Task details :: Can you render every line of the listing below as a Markdown table with the columns Row and Listing line, numbering the rows in order and skipping blank lines?

Extracted data ::
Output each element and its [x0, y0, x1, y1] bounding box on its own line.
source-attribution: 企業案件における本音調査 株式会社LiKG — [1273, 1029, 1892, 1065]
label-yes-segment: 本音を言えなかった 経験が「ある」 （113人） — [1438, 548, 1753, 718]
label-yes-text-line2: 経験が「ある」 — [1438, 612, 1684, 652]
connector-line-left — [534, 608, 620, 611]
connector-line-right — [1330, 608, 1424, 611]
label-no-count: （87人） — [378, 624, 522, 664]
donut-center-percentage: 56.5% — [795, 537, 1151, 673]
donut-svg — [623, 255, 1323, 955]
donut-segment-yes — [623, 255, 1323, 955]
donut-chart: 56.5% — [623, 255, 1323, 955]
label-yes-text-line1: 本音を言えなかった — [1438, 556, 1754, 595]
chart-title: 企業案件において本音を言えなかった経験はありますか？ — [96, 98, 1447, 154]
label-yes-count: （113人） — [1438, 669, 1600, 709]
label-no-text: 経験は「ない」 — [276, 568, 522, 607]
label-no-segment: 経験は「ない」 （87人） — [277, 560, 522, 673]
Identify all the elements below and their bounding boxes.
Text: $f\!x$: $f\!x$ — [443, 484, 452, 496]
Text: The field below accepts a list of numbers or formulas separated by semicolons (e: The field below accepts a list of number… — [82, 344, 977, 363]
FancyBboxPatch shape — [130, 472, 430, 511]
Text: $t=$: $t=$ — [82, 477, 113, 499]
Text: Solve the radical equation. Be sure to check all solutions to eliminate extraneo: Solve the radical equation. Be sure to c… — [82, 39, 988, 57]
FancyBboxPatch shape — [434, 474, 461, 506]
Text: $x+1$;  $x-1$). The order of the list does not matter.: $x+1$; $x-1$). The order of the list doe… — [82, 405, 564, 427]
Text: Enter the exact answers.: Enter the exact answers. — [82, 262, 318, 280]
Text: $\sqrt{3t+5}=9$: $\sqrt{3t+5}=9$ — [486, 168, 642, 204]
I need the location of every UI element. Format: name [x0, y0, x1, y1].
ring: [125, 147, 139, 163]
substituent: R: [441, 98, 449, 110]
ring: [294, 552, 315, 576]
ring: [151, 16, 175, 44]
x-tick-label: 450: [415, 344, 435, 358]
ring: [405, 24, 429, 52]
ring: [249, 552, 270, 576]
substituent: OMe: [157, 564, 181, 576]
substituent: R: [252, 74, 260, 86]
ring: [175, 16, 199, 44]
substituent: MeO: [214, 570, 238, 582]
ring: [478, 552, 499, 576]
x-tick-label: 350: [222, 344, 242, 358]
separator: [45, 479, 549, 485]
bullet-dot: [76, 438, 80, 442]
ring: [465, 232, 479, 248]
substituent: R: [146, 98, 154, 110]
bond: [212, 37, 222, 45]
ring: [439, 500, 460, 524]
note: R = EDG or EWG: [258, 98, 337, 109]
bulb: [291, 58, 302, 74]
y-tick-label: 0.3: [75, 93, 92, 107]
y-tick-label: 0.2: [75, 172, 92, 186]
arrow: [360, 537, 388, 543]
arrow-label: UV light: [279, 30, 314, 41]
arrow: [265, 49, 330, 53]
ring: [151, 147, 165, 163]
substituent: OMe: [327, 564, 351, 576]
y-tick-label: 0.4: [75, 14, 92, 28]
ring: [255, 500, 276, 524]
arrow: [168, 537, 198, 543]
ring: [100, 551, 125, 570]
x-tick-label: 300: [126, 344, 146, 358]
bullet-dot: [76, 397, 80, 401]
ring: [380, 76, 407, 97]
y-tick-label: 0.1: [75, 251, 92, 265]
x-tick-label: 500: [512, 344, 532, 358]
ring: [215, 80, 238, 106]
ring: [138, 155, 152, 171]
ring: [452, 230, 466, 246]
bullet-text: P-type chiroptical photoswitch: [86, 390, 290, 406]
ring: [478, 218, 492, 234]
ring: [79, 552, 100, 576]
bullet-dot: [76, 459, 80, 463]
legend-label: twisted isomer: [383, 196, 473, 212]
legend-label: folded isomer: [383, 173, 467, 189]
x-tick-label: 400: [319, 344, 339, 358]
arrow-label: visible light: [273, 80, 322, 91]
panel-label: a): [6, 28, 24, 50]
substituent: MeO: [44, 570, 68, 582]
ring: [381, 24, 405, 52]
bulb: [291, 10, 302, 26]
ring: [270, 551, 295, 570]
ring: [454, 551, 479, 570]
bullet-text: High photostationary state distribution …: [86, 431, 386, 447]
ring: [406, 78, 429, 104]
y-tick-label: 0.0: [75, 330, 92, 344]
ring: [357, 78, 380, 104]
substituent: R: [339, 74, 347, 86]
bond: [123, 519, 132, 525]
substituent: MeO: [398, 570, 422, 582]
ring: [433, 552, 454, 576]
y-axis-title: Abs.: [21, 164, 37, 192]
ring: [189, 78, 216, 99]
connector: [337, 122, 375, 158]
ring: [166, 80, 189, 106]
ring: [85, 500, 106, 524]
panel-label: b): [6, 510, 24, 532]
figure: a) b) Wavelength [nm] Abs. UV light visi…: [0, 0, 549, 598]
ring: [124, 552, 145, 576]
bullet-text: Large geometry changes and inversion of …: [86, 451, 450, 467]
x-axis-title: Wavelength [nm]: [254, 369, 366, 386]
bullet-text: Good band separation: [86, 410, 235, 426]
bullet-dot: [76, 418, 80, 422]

Solution to this exercise ::
| Row | Listing line |
|---|---|
| 1 | Output each element and its [x0, y0, x1, y1] bounding box on its own line. |
| 2 | source-attribution: 企業案件における本音調査 株式会社LiKG — [1273, 1029, 1892, 1065] |
| 3 | label-yes-segment: 本音を言えなかった 経験が「ある」 （113人） — [1438, 548, 1753, 718] |
| 4 | label-yes-text-line2: 経験が「ある」 — [1438, 612, 1684, 652] |
| 5 | connector-line-left — [534, 608, 620, 611] |
| 6 | connector-line-right — [1330, 608, 1424, 611] |
| 7 | label-no-count: （87人） — [378, 624, 522, 664] |
| 8 | donut-center-percentage: 56.5% — [795, 537, 1151, 673] |
| 9 | donut-svg — [623, 255, 1323, 955] |
| 10 | donut-segment-yes — [623, 255, 1323, 955] |
| 11 | donut-chart: 56.5% — [623, 255, 1323, 955] |
| 12 | label-yes-text-line1: 本音を言えなかった — [1438, 556, 1754, 595] |
| 13 | chart-title: 企業案件において本音を言えなかった経験はありますか？ — [96, 98, 1447, 154] |
| 14 | label-yes-count: （113人） — [1438, 669, 1600, 709] |
| 15 | label-no-text: 経験は「ない」 — [276, 568, 522, 607] |
| 16 | label-no-segment: 経験は「ない」 （87人） — [277, 560, 522, 673] |
| 17 | Identify all the elements below and their bounding boxes. |
| 18 | Text: $f\!x$: $f\!x$ — [443, 484, 452, 496] |
| 19 | Text: The field below accepts a list of numbers or formulas separated by semicolons (e: The field below accepts a list of number… — [82, 344, 977, 363] |
| 20 | FancyBboxPatch shape — [130, 472, 430, 511] |
| 21 | Text: $t=$: $t=$ — [82, 477, 113, 499] |
| 22 | Text: Solve the radical equation. Be sure to check all solutions to eliminate extraneo: Solve the radical equation. Be sure to c… — [82, 39, 988, 57] |
| 23 | FancyBboxPatch shape — [434, 474, 461, 506] |
| 24 | Text: $x+1$;  $x-1$). The order of the list does not matter.: $x+1$; $x-1$). The order of the list doe… — [82, 405, 564, 427] |
| 25 | Text: Enter the exact answers.: Enter the exact answers. — [82, 262, 318, 280] |
| 26 | Text: $\sqrt{3t+5}=9$: $\sqrt{3t+5}=9$ — [486, 168, 642, 204] |
| 27 | I need the location of every UI element. Format: name [x0, y0, x1, y1]. |
| 28 | ring: [125, 147, 139, 163] |
| 29 | substituent: R: [441, 98, 449, 110] |
| 30 | ring: [294, 552, 315, 576] |
| 31 | ring: [151, 16, 175, 44] |
| 32 | x-tick-label: 450: [415, 344, 435, 358] |
| 33 | ring: [405, 24, 429, 52] |
| 34 | ring: [249, 552, 270, 576] |
| 35 | substituent: OMe: [157, 564, 181, 576] |
| 36 | substituent: R: [252, 74, 260, 86] |
| 37 | ring: [175, 16, 199, 44] |
| 38 | substituent: MeO: [214, 570, 238, 582] |
| 39 | ring: [478, 552, 499, 576] |
| 40 | x-tick-label: 350: [222, 344, 242, 358] |
| 41 | separator: [45, 479, 549, 485] |
| 42 | bullet-dot: [76, 438, 80, 442] |
| 43 | ring: [465, 232, 479, 248] |
| 44 | substituent: R: [146, 98, 154, 110] |
| 45 | bond: [212, 37, 222, 45] |
| 46 | ring: [439, 500, 460, 524] |
| 47 | note: R = EDG or EWG: [258, 98, 337, 109] |
| 48 | bulb: [291, 58, 302, 74] |
| 49 | y-tick-label: 0.3: [75, 93, 92, 107] |
| 50 | y-tick-label: 0.2: [75, 172, 92, 186] |
| 51 | arrow: [360, 537, 388, 543] |
| 52 | arrow-label: UV light: [279, 30, 314, 41] |
| 53 | arrow: [265, 49, 330, 53] |
| 54 | ring: [151, 147, 165, 163] |
| 55 | substituent: OMe: [327, 564, 351, 576] |
| 56 | y-tick-label: 0.4: [75, 14, 92, 28] |
| 57 | ring: [255, 500, 276, 524] |
| 58 | arrow: [168, 537, 198, 543] |
| 59 | ring: [100, 551, 125, 570] |
| 60 | x-tick-label: 300: [126, 344, 146, 358] |
| 61 | bullet-dot: [76, 397, 80, 401] |
| 62 | ring: [380, 76, 407, 97] |
| 63 | y-tick-label: 0.1: [75, 251, 92, 265] |
| 64 | x-tick-label: 500: [512, 344, 532, 358] |
| 65 | ring: [215, 80, 238, 106] |
| 66 | ring: [138, 155, 152, 171] |
| 67 | ring: [452, 230, 466, 246] |
| 68 | bullet-text: P-type chiroptical photoswitch: [86, 390, 290, 406] |
| 69 | ring: [478, 218, 492, 234] |
| 70 | ring: [79, 552, 100, 576] |
| 71 | bullet-dot: [76, 459, 80, 463] |
| 72 | legend-label: twisted isomer: [383, 196, 473, 212] |
| 73 | legend-label: folded isomer: [383, 173, 467, 189] |
| 74 | x-tick-label: 400: [319, 344, 339, 358] |
| 75 | arrow-label: visible light: [273, 80, 322, 91] |
| 76 | panel-label: a): [6, 28, 24, 50] |
| 77 | substituent: MeO: [44, 570, 68, 582] |
| 78 | ring: [381, 24, 405, 52] |
| 79 | bulb: [291, 10, 302, 26] |
| 80 | ring: [270, 551, 295, 570] |
| 81 | ring: [454, 551, 479, 570] |
| 82 | bullet-text: High photostationary state distribution …: [86, 431, 386, 447] |
| 83 | ring: [406, 78, 429, 104] |
| 84 | y-tick-label: 0.0: [75, 330, 92, 344] |
| 85 | ring: [357, 78, 380, 104] |
| 86 | substituent: R: [339, 74, 347, 86] |
| 87 | bond: [123, 519, 132, 525] |
| 88 | substituent: MeO: [398, 570, 422, 582] |
| 89 | ring: [433, 552, 454, 576] |
| 90 | y-axis-title: Abs.: [21, 164, 37, 192] |
| 91 | ring: [189, 78, 216, 99] |
| 92 | connector: [337, 122, 375, 158] |
| 93 | ring: [166, 80, 189, 106] |
| 94 | ring: [85, 500, 106, 524] |
| 95 | panel-label: b): [6, 510, 24, 532] |
| 96 | figure: a) b) Wavelength [nm] Abs. UV light visi…: [0, 0, 549, 598] |
| 97 | ring: [124, 552, 145, 576] |
| 98 | bullet-text: Large geometry changes and inversion of …: [86, 451, 450, 467] |
| 99 | x-axis-title: Wavelength [nm]: [254, 369, 366, 386] |
| 100 | bullet-text: Good band separation: [86, 410, 235, 426] |
| 101 | bullet-dot: [76, 418, 80, 422] |